— start —
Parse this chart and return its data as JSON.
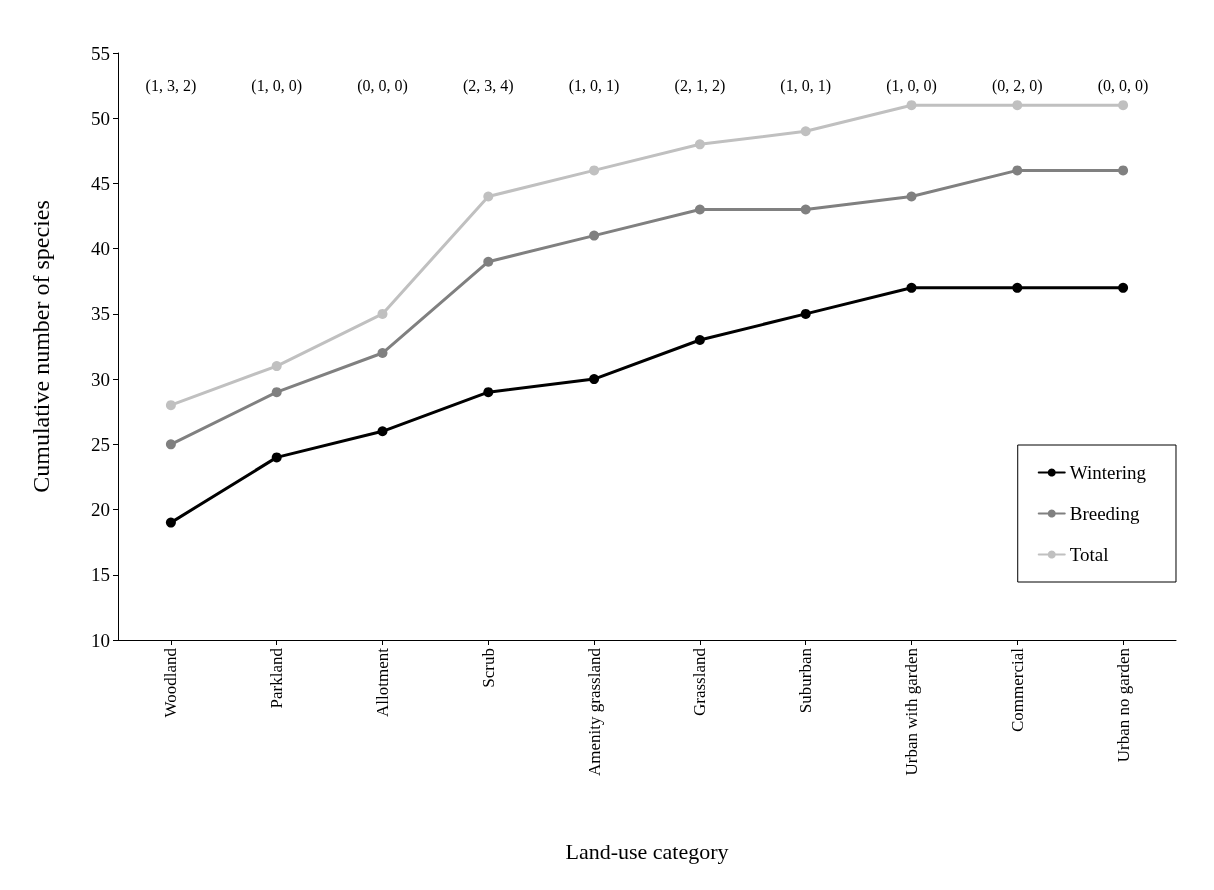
{
  "chart_data": {
    "type": "line",
    "xlabel": "Land-use category",
    "ylabel": "Cumulative number of species",
    "categories": [
      "Woodland",
      "Parkland",
      "Allotment",
      "Scrub",
      "Amenity grassland",
      "Grassland",
      "Suburban",
      "Urban with garden",
      "Commercial",
      "Urban no garden"
    ],
    "series": [
      {
        "name": "Wintering",
        "color": "#000000",
        "values": [
          19,
          24,
          26,
          29,
          30,
          33,
          35,
          37,
          37,
          37
        ]
      },
      {
        "name": "Breeding",
        "color": "#808080",
        "values": [
          25,
          29,
          32,
          39,
          41,
          43,
          43,
          44,
          46,
          46
        ]
      },
      {
        "name": "Total",
        "color": "#c0c0c0",
        "values": [
          28,
          31,
          35,
          44,
          46,
          48,
          49,
          51,
          51,
          51
        ]
      }
    ],
    "ylim": [
      10,
      55
    ],
    "yticks": [
      10,
      15,
      20,
      25,
      30,
      35,
      40,
      45,
      50,
      55
    ],
    "annotations": [
      "(1, 3, 2)",
      "(1, 0, 0)",
      "(0, 0, 0)",
      "(2, 3, 4)",
      "(1, 0, 1)",
      "(2, 1, 2)",
      "(1, 0, 1)",
      "(1, 0, 0)",
      "(0, 2, 0)",
      "(0, 0, 0)"
    ],
    "grid": false,
    "legend": "bottom right",
    "marker": "circle",
    "line_style": "solid"
  }
}
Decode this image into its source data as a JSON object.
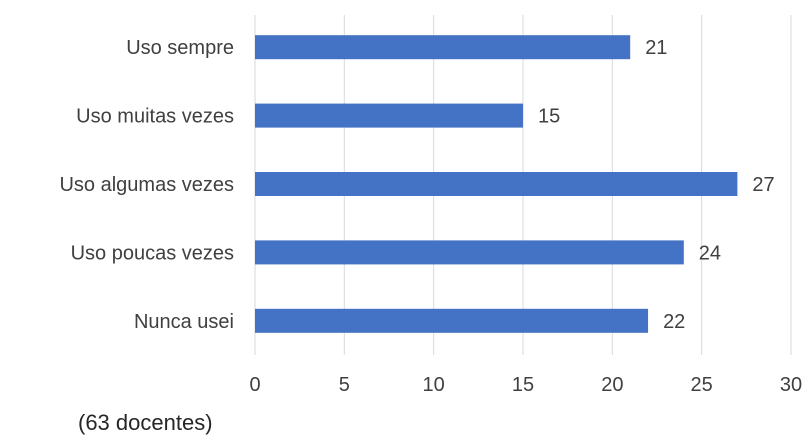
{
  "chart_data": {
    "type": "bar",
    "orientation": "horizontal",
    "categories": [
      "Uso sempre",
      "Uso muitas vezes",
      "Uso algumas vezes",
      "Uso poucas vezes",
      "Nunca usei"
    ],
    "values": [
      21,
      15,
      27,
      24,
      22
    ],
    "title": "",
    "xlabel": "",
    "ylabel": "",
    "xlim": [
      0,
      30
    ],
    "x_ticks": [
      "0",
      "5",
      "10",
      "15",
      "20",
      "25",
      "30"
    ],
    "grid": "vertical",
    "legend": "none",
    "data_labels": true,
    "bar_color": "#4472c4",
    "grid_color": "#d9d9d9"
  },
  "footnote": "(63 docentes)"
}
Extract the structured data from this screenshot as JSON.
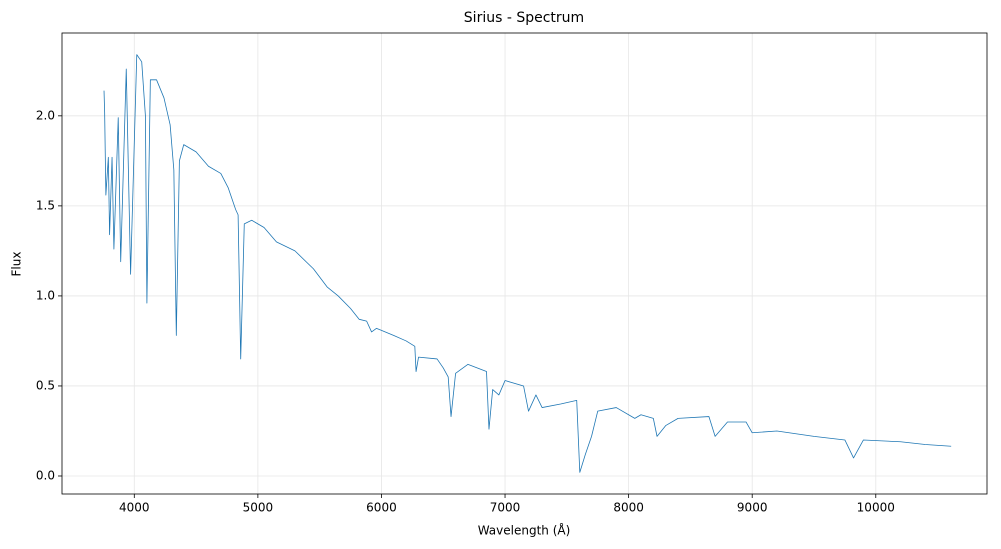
{
  "chart_data": {
    "type": "line",
    "title": "Sirius - Spectrum",
    "x_label": "Wavelength (Å)",
    "y_label": "Flux",
    "x": [
      3755,
      3760,
      3770,
      3790,
      3800,
      3820,
      3835,
      3870,
      3890,
      3935,
      3970,
      4020,
      4060,
      4090,
      4102,
      4130,
      4180,
      4240,
      4290,
      4320,
      4340,
      4365,
      4400,
      4500,
      4600,
      4700,
      4760,
      4820,
      4840,
      4861,
      4890,
      4950,
      5050,
      5150,
      5300,
      5450,
      5560,
      5650,
      5750,
      5820,
      5880,
      5920,
      5960,
      6100,
      6200,
      6270,
      6280,
      6300,
      6450,
      6500,
      6540,
      6563,
      6600,
      6700,
      6850,
      6870,
      6900,
      6950,
      7000,
      7150,
      7190,
      7250,
      7300,
      7450,
      7580,
      7605,
      7650,
      7700,
      7750,
      7900,
      8050,
      8100,
      8200,
      8230,
      8300,
      8400,
      8650,
      8700,
      8800,
      8950,
      9000,
      9200,
      9500,
      9750,
      9820,
      9900,
      10200,
      10400,
      10610
    ],
    "series": [
      {
        "name": "Flux",
        "color": "#1f77b4",
        "values": [
          2.14,
          2.02,
          1.56,
          1.77,
          1.34,
          1.77,
          1.26,
          1.99,
          1.19,
          2.26,
          1.12,
          2.34,
          2.3,
          2.0,
          0.96,
          2.2,
          2.2,
          2.1,
          1.95,
          1.7,
          0.78,
          1.75,
          1.84,
          1.8,
          1.72,
          1.68,
          1.6,
          1.48,
          1.45,
          0.65,
          1.4,
          1.42,
          1.38,
          1.3,
          1.25,
          1.15,
          1.05,
          1.0,
          0.93,
          0.87,
          0.86,
          0.8,
          0.82,
          0.78,
          0.75,
          0.72,
          0.58,
          0.66,
          0.65,
          0.6,
          0.55,
          0.33,
          0.57,
          0.62,
          0.58,
          0.26,
          0.48,
          0.45,
          0.53,
          0.5,
          0.36,
          0.45,
          0.38,
          0.4,
          0.42,
          0.02,
          0.12,
          0.22,
          0.36,
          0.38,
          0.32,
          0.34,
          0.32,
          0.22,
          0.28,
          0.32,
          0.33,
          0.22,
          0.3,
          0.3,
          0.24,
          0.25,
          0.22,
          0.2,
          0.1,
          0.2,
          0.19,
          0.175,
          0.165
        ]
      }
    ],
    "xlim": [
      3415,
      10900
    ],
    "ylim": [
      -0.1,
      2.46
    ],
    "xticks": [
      4000,
      5000,
      6000,
      7000,
      8000,
      9000,
      10000
    ],
    "yticks": [
      {
        "value": 0,
        "label": "0.0"
      },
      {
        "value": 0.5,
        "label": "0.5"
      },
      {
        "value": 1,
        "label": "1.0"
      },
      {
        "value": 1.5,
        "label": "1.5"
      },
      {
        "value": 2,
        "label": "2.0"
      }
    ],
    "grid": true
  }
}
— end —
WHAT IS BEING ASKED:
Skip the images and write out the rest of the listing exactly.

ANSWER TO THIS TASK:
Parse this chart and return its data as JSON.
{
  "chart_data": {
    "type": "line",
    "xlabel": "Land-use category",
    "ylabel": "Cumulative number of species",
    "categories": [
      "Woodland",
      "Parkland",
      "Allotment",
      "Scrub",
      "Amenity grassland",
      "Grassland",
      "Suburban",
      "Urban with garden",
      "Commercial",
      "Urban no garden"
    ],
    "series": [
      {
        "name": "Wintering",
        "color": "#000000",
        "values": [
          19,
          24,
          26,
          29,
          30,
          33,
          35,
          37,
          37,
          37
        ]
      },
      {
        "name": "Breeding",
        "color": "#808080",
        "values": [
          25,
          29,
          32,
          39,
          41,
          43,
          43,
          44,
          46,
          46
        ]
      },
      {
        "name": "Total",
        "color": "#c0c0c0",
        "values": [
          28,
          31,
          35,
          44,
          46,
          48,
          49,
          51,
          51,
          51
        ]
      }
    ],
    "ylim": [
      10,
      55
    ],
    "yticks": [
      10,
      15,
      20,
      25,
      30,
      35,
      40,
      45,
      50,
      55
    ],
    "annotations": [
      "(1, 3, 2)",
      "(1, 0, 0)",
      "(0, 0, 0)",
      "(2, 3, 4)",
      "(1, 0, 1)",
      "(2, 1, 2)",
      "(1, 0, 1)",
      "(1, 0, 0)",
      "(0, 2, 0)",
      "(0, 0, 0)"
    ],
    "grid": false,
    "legend": "bottom right",
    "marker": "circle",
    "line_style": "solid"
  }
}
Decode this image into its source data as a JSON object.
{
  "chart_data": {
    "type": "bar",
    "orientation": "horizontal",
    "categories": [
      "Uso sempre",
      "Uso muitas vezes",
      "Uso algumas vezes",
      "Uso poucas vezes",
      "Nunca usei"
    ],
    "values": [
      21,
      15,
      27,
      24,
      22
    ],
    "title": "",
    "xlabel": "",
    "ylabel": "",
    "xlim": [
      0,
      30
    ],
    "x_ticks": [
      "0",
      "5",
      "10",
      "15",
      "20",
      "25",
      "30"
    ],
    "grid": "vertical",
    "legend": "none",
    "data_labels": true,
    "bar_color": "#4472c4",
    "grid_color": "#d9d9d9"
  },
  "footnote": "(63 docentes)"
}
Extract the structured data from this screenshot as JSON.
{
  "chart_data": {
    "type": "line",
    "title": "Sirius - Spectrum",
    "x_label": "Wavelength (Å)",
    "y_label": "Flux",
    "x": [
      3755,
      3760,
      3770,
      3790,
      3800,
      3820,
      3835,
      3870,
      3890,
      3935,
      3970,
      4020,
      4060,
      4090,
      4102,
      4130,
      4180,
      4240,
      4290,
      4320,
      4340,
      4365,
      4400,
      4500,
      4600,
      4700,
      4760,
      4820,
      4840,
      4861,
      4890,
      4950,
      5050,
      5150,
      5300,
      5450,
      5560,
      5650,
      5750,
      5820,
      5880,
      5920,
      5960,
      6100,
      6200,
      6270,
      6280,
      6300,
      6450,
      6500,
      6540,
      6563,
      6600,
      6700,
      6850,
      6870,
      6900,
      6950,
      7000,
      7150,
      7190,
      7250,
      7300,
      7450,
      7580,
      7605,
      7650,
      7700,
      7750,
      7900,
      8050,
      8100,
      8200,
      8230,
      8300,
      8400,
      8650,
      8700,
      8800,
      8950,
      9000,
      9200,
      9500,
      9750,
      9820,
      9900,
      10200,
      10400,
      10610
    ],
    "series": [
      {
        "name": "Flux",
        "color": "#1f77b4",
        "values": [
          2.14,
          2.02,
          1.56,
          1.77,
          1.34,
          1.77,
          1.26,
          1.99,
          1.19,
          2.26,
          1.12,
          2.34,
          2.3,
          2.0,
          0.96,
          2.2,
          2.2,
          2.1,
          1.95,
          1.7,
          0.78,
          1.75,
          1.84,
          1.8,
          1.72,
          1.68,
          1.6,
          1.48,
          1.45,
          0.65,
          1.4,
          1.42,
          1.38,
          1.3,
          1.25,
          1.15,
          1.05,
          1.0,
          0.93,
          0.87,
          0.86,
          0.8,
          0.82,
          0.78,
          0.75,
          0.72,
          0.58,
          0.66,
          0.65,
          0.6,
          0.55,
          0.33,
          0.57,
          0.62,
          0.58,
          0.26,
          0.48,
          0.45,
          0.53,
          0.5,
          0.36,
          0.45,
          0.38,
          0.4,
          0.42,
          0.02,
          0.12,
          0.22,
          0.36,
          0.38,
          0.32,
          0.34,
          0.32,
          0.22,
          0.28,
          0.32,
          0.33,
          0.22,
          0.3,
          0.3,
          0.24,
          0.25,
          0.22,
          0.2,
          0.1,
          0.2,
          0.19,
          0.175,
          0.165
        ]
      }
    ],
    "xlim": [
      3415,
      10900
    ],
    "ylim": [
      -0.1,
      2.46
    ],
    "xticks": [
      4000,
      5000,
      6000,
      7000,
      8000,
      9000,
      10000
    ],
    "yticks": [
      {
        "value": 0,
        "label": "0.0"
      },
      {
        "value": 0.5,
        "label": "0.5"
      },
      {
        "value": 1,
        "label": "1.0"
      },
      {
        "value": 1.5,
        "label": "1.5"
      },
      {
        "value": 2,
        "label": "2.0"
      }
    ],
    "grid": true
  }
}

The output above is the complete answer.